> **TASK STATEMENT**
Reproduce the records exactly.

[Data items]
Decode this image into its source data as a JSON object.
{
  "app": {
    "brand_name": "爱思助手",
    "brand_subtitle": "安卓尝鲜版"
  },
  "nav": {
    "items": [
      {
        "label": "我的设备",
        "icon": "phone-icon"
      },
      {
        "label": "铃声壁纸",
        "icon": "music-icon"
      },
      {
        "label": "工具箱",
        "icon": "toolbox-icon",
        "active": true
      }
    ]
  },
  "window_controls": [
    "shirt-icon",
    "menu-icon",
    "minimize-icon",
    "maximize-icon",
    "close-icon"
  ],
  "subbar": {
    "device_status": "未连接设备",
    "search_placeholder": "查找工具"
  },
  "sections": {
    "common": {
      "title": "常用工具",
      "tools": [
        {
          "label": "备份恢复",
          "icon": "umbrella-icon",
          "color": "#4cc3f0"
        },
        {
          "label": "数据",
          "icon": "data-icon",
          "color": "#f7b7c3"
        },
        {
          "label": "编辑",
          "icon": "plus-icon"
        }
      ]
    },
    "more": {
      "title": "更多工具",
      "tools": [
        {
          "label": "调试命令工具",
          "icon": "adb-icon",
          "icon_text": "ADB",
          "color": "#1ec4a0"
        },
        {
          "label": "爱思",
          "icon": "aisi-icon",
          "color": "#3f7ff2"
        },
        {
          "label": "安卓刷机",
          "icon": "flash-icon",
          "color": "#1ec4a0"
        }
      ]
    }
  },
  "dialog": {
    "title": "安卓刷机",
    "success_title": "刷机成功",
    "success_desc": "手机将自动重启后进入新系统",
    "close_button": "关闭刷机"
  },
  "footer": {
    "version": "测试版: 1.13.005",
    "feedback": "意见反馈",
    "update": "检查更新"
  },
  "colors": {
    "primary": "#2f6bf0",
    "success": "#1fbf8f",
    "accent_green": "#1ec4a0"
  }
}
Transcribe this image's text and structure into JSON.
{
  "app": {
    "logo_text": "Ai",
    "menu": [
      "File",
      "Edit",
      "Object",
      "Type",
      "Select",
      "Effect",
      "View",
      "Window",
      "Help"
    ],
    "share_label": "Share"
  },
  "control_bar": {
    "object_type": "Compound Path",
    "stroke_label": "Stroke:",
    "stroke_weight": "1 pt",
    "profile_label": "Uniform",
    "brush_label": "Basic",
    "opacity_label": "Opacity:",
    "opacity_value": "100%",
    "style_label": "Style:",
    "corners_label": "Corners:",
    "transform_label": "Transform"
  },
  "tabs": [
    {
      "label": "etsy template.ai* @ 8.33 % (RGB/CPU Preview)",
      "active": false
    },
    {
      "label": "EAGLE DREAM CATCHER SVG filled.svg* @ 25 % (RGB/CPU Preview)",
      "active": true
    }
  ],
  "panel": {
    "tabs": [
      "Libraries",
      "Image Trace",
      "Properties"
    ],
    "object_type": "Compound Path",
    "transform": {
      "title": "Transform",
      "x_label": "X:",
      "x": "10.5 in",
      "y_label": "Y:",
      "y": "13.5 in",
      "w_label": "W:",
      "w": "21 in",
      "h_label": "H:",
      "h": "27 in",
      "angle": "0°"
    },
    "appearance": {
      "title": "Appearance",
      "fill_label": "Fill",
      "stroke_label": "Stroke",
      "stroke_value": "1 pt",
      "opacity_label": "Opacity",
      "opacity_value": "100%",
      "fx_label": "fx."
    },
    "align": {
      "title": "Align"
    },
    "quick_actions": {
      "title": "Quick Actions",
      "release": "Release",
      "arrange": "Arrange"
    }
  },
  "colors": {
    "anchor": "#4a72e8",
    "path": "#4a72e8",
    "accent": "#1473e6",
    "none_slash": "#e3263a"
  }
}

> **ANSWER TO THIS PROBLEM**
Decode this image into its source data as a JSON object.
{
  "app": {
    "brand_name": "爱思助手",
    "brand_subtitle": "安卓尝鲜版"
  },
  "nav": {
    "items": [
      {
        "label": "我的设备",
        "icon": "phone-icon"
      },
      {
        "label": "铃声壁纸",
        "icon": "music-icon"
      },
      {
        "label": "工具箱",
        "icon": "toolbox-icon",
        "active": true
      }
    ]
  },
  "window_controls": [
    "shirt-icon",
    "menu-icon",
    "minimize-icon",
    "maximize-icon",
    "close-icon"
  ],
  "subbar": {
    "device_status": "未连接设备",
    "search_placeholder": "查找工具"
  },
  "sections": {
    "common": {
      "title": "常用工具",
      "tools": [
        {
          "label": "备份恢复",
          "icon": "umbrella-icon",
          "color": "#4cc3f0"
        },
        {
          "label": "数据",
          "icon": "data-icon",
          "color": "#f7b7c3"
        },
        {
          "label": "编辑",
          "icon": "plus-icon"
        }
      ]
    },
    "more": {
      "title": "更多工具",
      "tools": [
        {
          "label": "调试命令工具",
          "icon": "adb-icon",
          "icon_text": "ADB",
          "color": "#1ec4a0"
        },
        {
          "label": "爱思",
          "icon": "aisi-icon",
          "color": "#3f7ff2"
        },
        {
          "label": "安卓刷机",
          "icon": "flash-icon",
          "color": "#1ec4a0"
        }
      ]
    }
  },
  "dialog": {
    "title": "安卓刷机",
    "success_title": "刷机成功",
    "success_desc": "手机将自动重启后进入新系统",
    "close_button": "关闭刷机"
  },
  "footer": {
    "version": "测试版: 1.13.005",
    "feedback": "意见反馈",
    "update": "检查更新"
  },
  "colors": {
    "primary": "#2f6bf0",
    "success": "#1fbf8f",
    "accent_green": "#1ec4a0"
  }
}
Transcribe this image's text and structure into JSON.
{
  "app": {
    "logo_text": "Ai",
    "menu": [
      "File",
      "Edit",
      "Object",
      "Type",
      "Select",
      "Effect",
      "View",
      "Window",
      "Help"
    ],
    "share_label": "Share"
  },
  "control_bar": {
    "object_type": "Compound Path",
    "stroke_label": "Stroke:",
    "stroke_weight": "1 pt",
    "profile_label": "Uniform",
    "brush_label": "Basic",
    "opacity_label": "Opacity:",
    "opacity_value": "100%",
    "style_label": "Style:",
    "corners_label": "Corners:",
    "transform_label": "Transform"
  },
  "tabs": [
    {
      "label": "etsy template.ai* @ 8.33 % (RGB/CPU Preview)",
      "active": false
    },
    {
      "label": "EAGLE DREAM CATCHER SVG filled.svg* @ 25 % (RGB/CPU Preview)",
      "active": true
    }
  ],
  "panel": {
    "tabs": [
      "Libraries",
      "Image Trace",
      "Properties"
    ],
    "object_type": "Compound Path",
    "transform": {
      "title": "Transform",
      "x_label": "X:",
      "x": "10.5 in",
      "y_label": "Y:",
      "y": "13.5 in",
      "w_label": "W:",
      "w": "21 in",
      "h_label": "H:",
      "h": "27 in",
      "angle": "0°"
    },
    "appearance": {
      "title": "Appearance",
      "fill_label": "Fill",
      "stroke_label": "Stroke",
      "stroke_value": "1 pt",
      "opacity_label": "Opacity",
      "opacity_value": "100%",
      "fx_label": "fx."
    },
    "align": {
      "title": "Align"
    },
    "quick_actions": {
      "title": "Quick Actions",
      "release": "Release",
      "arrange": "Arrange"
    }
  },
  "colors": {
    "anchor": "#4a72e8",
    "path": "#4a72e8",
    "accent": "#1473e6",
    "none_slash": "#e3263a"
  }
}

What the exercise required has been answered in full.